>> Begin
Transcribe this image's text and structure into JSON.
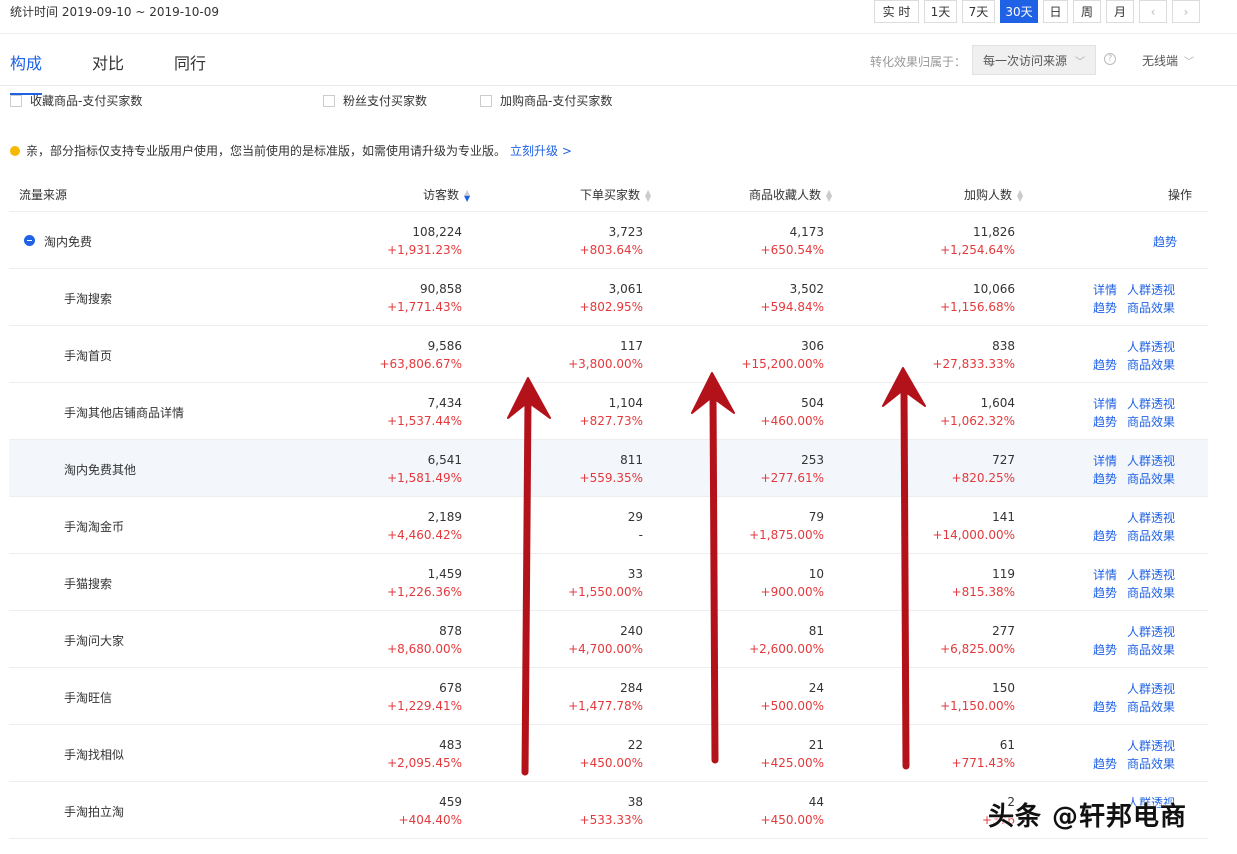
{
  "header": {
    "stat_range": "统计时间 2019-09-10 ~ 2019-10-09",
    "range_buttons": [
      "实 时",
      "1天",
      "7天",
      "30天",
      "日",
      "周",
      "月"
    ],
    "active_range": "30天",
    "prev_icon": "chevron-left-icon",
    "next_icon": "chevron-right-icon"
  },
  "tabs": [
    "构成",
    "对比",
    "同行"
  ],
  "active_tab": "构成",
  "attribution": {
    "label": "转化效果归属于：",
    "value": "每一次访问来源",
    "device": "无线端"
  },
  "checkboxes": [
    "收藏商品-支付买家数",
    "粉丝支付买家数",
    "加购商品-支付买家数"
  ],
  "notice": {
    "text": "亲，部分指标仅支持专业版用户使用，您当前使用的是标准版，如需使用请升级为专业版。",
    "link": "立刻升级 >"
  },
  "table": {
    "headers": {
      "source": "流量来源",
      "visitors": "访客数",
      "orders": "下单买家数",
      "favorites": "商品收藏人数",
      "carts": "加购人数",
      "ops": "操作"
    },
    "rows": [
      {
        "name": "淘内免费",
        "parent": true,
        "visitors": "108,224",
        "visitors_chg": "+1,931.23%",
        "orders": "3,723",
        "orders_chg": "+803.64%",
        "favorites": "4,173",
        "favorites_chg": "+650.54%",
        "carts": "11,826",
        "carts_chg": "+1,254.64%",
        "ops": [
          "趋势"
        ]
      },
      {
        "name": "手淘搜索",
        "visitors": "90,858",
        "visitors_chg": "+1,771.43%",
        "orders": "3,061",
        "orders_chg": "+802.95%",
        "favorites": "3,502",
        "favorites_chg": "+594.84%",
        "carts": "10,066",
        "carts_chg": "+1,156.68%",
        "ops": [
          "详情",
          "人群透视",
          "趋势",
          "商品效果"
        ]
      },
      {
        "name": "手淘首页",
        "visitors": "9,586",
        "visitors_chg": "+63,806.67%",
        "orders": "117",
        "orders_chg": "+3,800.00%",
        "favorites": "306",
        "favorites_chg": "+15,200.00%",
        "carts": "838",
        "carts_chg": "+27,833.33%",
        "ops": [
          "",
          "人群透视",
          "趋势",
          "商品效果"
        ]
      },
      {
        "name": "手淘其他店铺商品详情",
        "visitors": "7,434",
        "visitors_chg": "+1,537.44%",
        "orders": "1,104",
        "orders_chg": "+827.73%",
        "favorites": "504",
        "favorites_chg": "+460.00%",
        "carts": "1,604",
        "carts_chg": "+1,062.32%",
        "ops": [
          "详情",
          "人群透视",
          "趋势",
          "商品效果"
        ]
      },
      {
        "name": "淘内免费其他",
        "highlight": true,
        "visitors": "6,541",
        "visitors_chg": "+1,581.49%",
        "orders": "811",
        "orders_chg": "+559.35%",
        "favorites": "253",
        "favorites_chg": "+277.61%",
        "carts": "727",
        "carts_chg": "+820.25%",
        "ops": [
          "详情",
          "人群透视",
          "趋势",
          "商品效果"
        ]
      },
      {
        "name": "手淘淘金币",
        "visitors": "2,189",
        "visitors_chg": "+4,460.42%",
        "orders": "29",
        "orders_chg": "-",
        "favorites": "79",
        "favorites_chg": "+1,875.00%",
        "carts": "141",
        "carts_chg": "+14,000.00%",
        "ops": [
          "",
          "人群透视",
          "趋势",
          "商品效果"
        ]
      },
      {
        "name": "手猫搜索",
        "visitors": "1,459",
        "visitors_chg": "+1,226.36%",
        "orders": "33",
        "orders_chg": "+1,550.00%",
        "favorites": "10",
        "favorites_chg": "+900.00%",
        "carts": "119",
        "carts_chg": "+815.38%",
        "ops": [
          "详情",
          "人群透视",
          "趋势",
          "商品效果"
        ]
      },
      {
        "name": "手淘问大家",
        "visitors": "878",
        "visitors_chg": "+8,680.00%",
        "orders": "240",
        "orders_chg": "+4,700.00%",
        "favorites": "81",
        "favorites_chg": "+2,600.00%",
        "carts": "277",
        "carts_chg": "+6,825.00%",
        "ops": [
          "",
          "人群透视",
          "趋势",
          "商品效果"
        ]
      },
      {
        "name": "手淘旺信",
        "visitors": "678",
        "visitors_chg": "+1,229.41%",
        "orders": "284",
        "orders_chg": "+1,477.78%",
        "favorites": "24",
        "favorites_chg": "+500.00%",
        "carts": "150",
        "carts_chg": "+1,150.00%",
        "ops": [
          "",
          "人群透视",
          "趋势",
          "商品效果"
        ]
      },
      {
        "name": "手淘找相似",
        "visitors": "483",
        "visitors_chg": "+2,095.45%",
        "orders": "22",
        "orders_chg": "+450.00%",
        "favorites": "21",
        "favorites_chg": "+425.00%",
        "carts": "61",
        "carts_chg": "+771.43%",
        "ops": [
          "",
          "人群透视",
          "趋势",
          "商品效果"
        ]
      },
      {
        "name": "手淘拍立淘",
        "visitors": "459",
        "visitors_chg": "+404.40%",
        "orders": "38",
        "orders_chg": "+533.33%",
        "favorites": "44",
        "favorites_chg": "+450.00%",
        "carts": "2",
        "carts_chg": "+376",
        "ops": [
          "",
          "人群透视",
          "",
          ""
        ]
      }
    ]
  },
  "watermark": "头条 @轩邦电商",
  "colors": {
    "accent": "#2062e6",
    "increase": "#e4393c",
    "arrow": "#b3121a",
    "highlight_row": "#f3f6fb"
  }
}
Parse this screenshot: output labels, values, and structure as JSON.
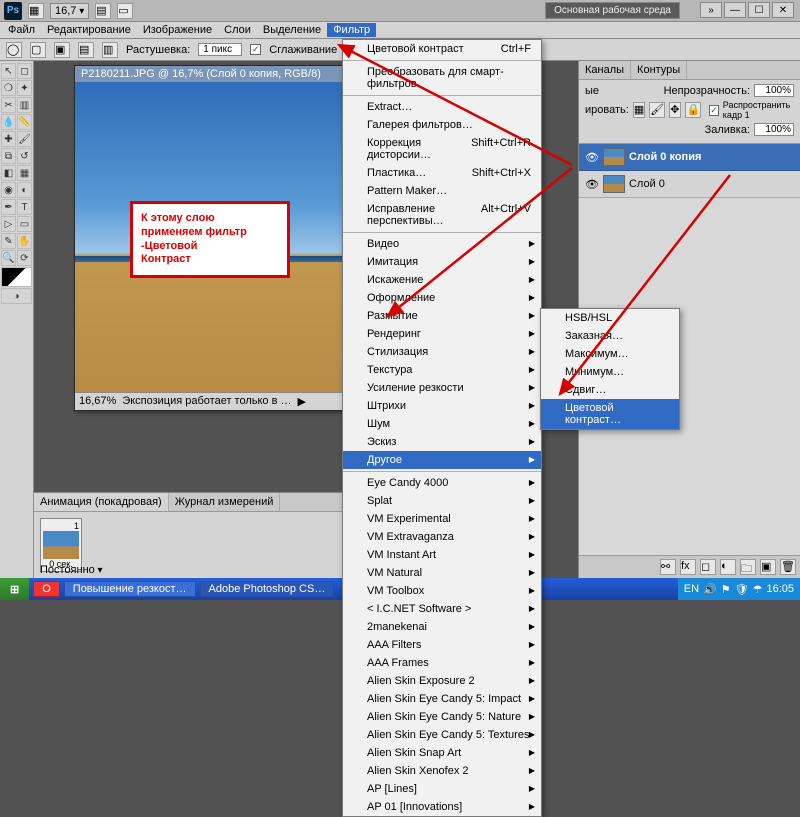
>> End
Read the entries and show each line that mentions "text".

- Task solution -
Transcribe this image's text and structure into JSON.
    "text": "亲，部分指标仅支持专业版用户使用，您当前使用的是标准版，如需使用请升级为专业版。",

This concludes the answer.